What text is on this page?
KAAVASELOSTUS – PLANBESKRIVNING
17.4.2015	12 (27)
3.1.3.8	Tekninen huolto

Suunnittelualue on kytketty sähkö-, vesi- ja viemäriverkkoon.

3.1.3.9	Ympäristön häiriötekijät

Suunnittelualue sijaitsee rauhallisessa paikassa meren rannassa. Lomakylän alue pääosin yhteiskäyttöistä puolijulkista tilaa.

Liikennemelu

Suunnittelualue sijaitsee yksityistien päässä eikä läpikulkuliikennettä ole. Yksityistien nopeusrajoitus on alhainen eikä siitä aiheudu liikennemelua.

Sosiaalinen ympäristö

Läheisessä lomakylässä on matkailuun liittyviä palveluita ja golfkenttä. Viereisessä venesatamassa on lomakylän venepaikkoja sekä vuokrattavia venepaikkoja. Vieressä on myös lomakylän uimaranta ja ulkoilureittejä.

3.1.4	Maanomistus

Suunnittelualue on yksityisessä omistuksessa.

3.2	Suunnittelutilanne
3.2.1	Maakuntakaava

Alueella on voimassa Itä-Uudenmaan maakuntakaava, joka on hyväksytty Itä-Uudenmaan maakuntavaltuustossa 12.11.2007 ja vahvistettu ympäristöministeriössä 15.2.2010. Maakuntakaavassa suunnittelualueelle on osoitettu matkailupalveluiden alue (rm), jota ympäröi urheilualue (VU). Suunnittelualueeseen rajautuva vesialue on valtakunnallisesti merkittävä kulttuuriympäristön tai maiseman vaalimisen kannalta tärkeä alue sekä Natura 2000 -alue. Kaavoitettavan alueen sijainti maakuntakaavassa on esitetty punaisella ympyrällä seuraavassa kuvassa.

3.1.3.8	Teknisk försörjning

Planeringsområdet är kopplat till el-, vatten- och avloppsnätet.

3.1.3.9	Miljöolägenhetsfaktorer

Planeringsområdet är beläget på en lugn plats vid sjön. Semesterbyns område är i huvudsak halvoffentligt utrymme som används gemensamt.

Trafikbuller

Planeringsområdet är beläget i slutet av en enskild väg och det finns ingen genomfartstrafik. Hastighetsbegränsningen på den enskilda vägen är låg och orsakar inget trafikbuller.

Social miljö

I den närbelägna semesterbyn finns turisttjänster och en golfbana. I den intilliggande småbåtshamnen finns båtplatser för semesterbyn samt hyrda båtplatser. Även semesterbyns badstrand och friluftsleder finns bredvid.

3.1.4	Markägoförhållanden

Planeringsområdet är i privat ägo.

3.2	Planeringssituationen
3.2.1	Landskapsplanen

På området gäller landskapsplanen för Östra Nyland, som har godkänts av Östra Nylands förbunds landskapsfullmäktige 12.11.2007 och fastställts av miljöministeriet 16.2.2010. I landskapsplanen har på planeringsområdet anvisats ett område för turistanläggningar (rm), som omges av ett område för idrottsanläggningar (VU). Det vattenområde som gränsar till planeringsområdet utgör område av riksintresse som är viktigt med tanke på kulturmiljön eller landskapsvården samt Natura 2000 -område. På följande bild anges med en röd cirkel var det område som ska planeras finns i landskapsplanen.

•••

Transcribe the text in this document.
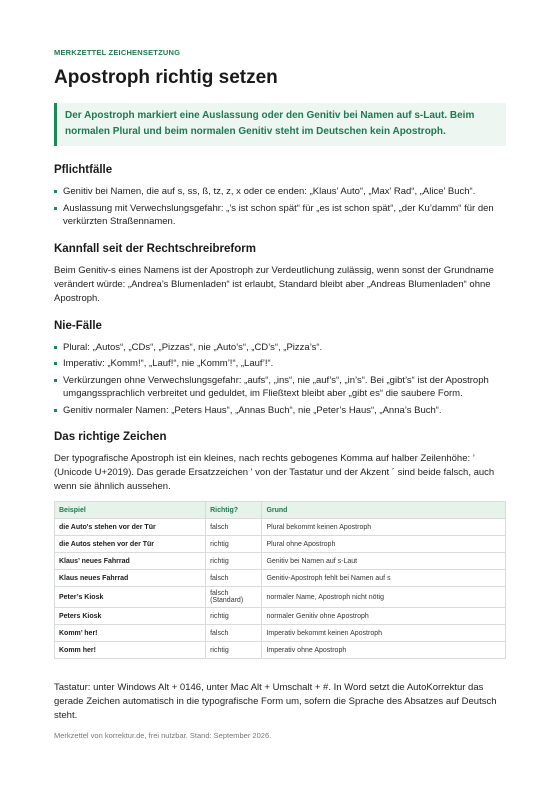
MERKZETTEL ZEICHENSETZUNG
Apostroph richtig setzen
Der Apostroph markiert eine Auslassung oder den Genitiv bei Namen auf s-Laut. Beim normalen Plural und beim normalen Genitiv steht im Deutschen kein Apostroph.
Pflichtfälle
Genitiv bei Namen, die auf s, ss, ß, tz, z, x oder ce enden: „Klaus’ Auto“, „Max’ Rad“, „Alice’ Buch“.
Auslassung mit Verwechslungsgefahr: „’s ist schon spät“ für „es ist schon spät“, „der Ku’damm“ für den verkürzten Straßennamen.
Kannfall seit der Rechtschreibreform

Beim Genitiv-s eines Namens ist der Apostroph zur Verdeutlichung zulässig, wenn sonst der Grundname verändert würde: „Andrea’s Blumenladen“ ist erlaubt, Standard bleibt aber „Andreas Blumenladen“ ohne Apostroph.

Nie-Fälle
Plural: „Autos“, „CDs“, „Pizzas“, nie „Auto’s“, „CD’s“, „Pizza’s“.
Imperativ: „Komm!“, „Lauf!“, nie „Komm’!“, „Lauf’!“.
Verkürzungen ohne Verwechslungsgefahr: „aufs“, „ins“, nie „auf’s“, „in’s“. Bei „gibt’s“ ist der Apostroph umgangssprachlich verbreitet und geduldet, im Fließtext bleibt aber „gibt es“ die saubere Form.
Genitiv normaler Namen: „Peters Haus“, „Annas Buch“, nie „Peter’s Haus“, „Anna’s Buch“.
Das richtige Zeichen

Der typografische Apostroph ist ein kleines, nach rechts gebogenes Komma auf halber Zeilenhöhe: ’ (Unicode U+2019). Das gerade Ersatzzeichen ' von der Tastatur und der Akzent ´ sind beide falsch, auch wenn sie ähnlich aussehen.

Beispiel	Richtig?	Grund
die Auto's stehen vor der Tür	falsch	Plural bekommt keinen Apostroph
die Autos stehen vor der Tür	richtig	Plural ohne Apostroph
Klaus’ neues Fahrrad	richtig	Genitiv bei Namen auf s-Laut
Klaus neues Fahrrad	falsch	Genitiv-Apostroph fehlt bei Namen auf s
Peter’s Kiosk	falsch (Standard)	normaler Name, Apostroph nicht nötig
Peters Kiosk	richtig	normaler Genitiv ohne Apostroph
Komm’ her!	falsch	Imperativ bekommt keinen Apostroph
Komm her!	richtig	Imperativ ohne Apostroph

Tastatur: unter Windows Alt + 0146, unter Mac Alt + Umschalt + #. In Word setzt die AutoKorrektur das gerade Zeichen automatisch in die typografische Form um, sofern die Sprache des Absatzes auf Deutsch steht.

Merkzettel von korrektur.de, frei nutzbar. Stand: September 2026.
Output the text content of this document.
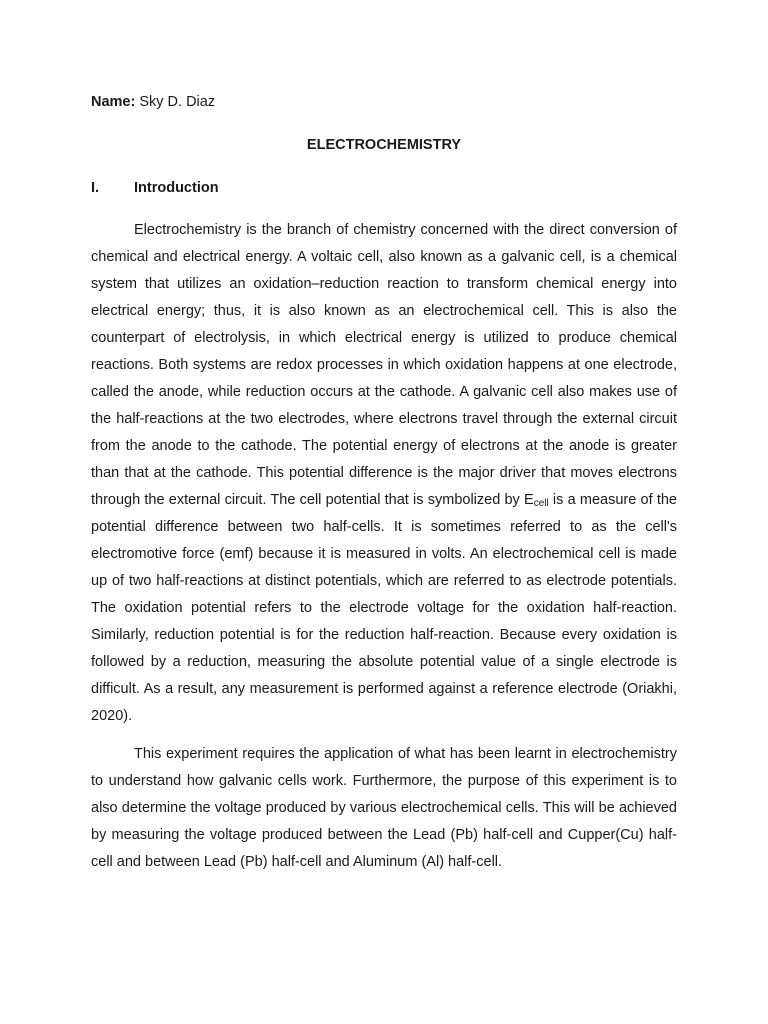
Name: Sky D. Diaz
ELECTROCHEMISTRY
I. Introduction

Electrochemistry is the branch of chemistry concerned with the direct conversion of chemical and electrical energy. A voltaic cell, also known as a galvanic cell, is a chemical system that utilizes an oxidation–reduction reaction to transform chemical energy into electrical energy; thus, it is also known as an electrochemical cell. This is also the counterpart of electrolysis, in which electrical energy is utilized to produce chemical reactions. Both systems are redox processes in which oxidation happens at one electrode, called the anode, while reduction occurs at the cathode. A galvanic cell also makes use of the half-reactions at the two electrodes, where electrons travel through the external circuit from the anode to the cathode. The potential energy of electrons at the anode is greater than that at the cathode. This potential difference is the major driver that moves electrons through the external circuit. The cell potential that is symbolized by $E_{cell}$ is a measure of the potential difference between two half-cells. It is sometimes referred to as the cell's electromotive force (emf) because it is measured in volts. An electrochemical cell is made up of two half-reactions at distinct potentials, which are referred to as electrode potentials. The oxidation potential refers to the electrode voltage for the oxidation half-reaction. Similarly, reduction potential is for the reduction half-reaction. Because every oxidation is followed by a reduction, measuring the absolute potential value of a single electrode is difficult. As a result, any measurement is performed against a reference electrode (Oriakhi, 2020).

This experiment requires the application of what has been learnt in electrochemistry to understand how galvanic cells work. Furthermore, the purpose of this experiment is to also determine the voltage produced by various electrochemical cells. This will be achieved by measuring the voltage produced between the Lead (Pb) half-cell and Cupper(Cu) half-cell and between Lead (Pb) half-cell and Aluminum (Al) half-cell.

•••

**Exercise goal:**
Establish how many lines of the entries hold the word "neues", giving nothing but the number.

**Exercise output:**
2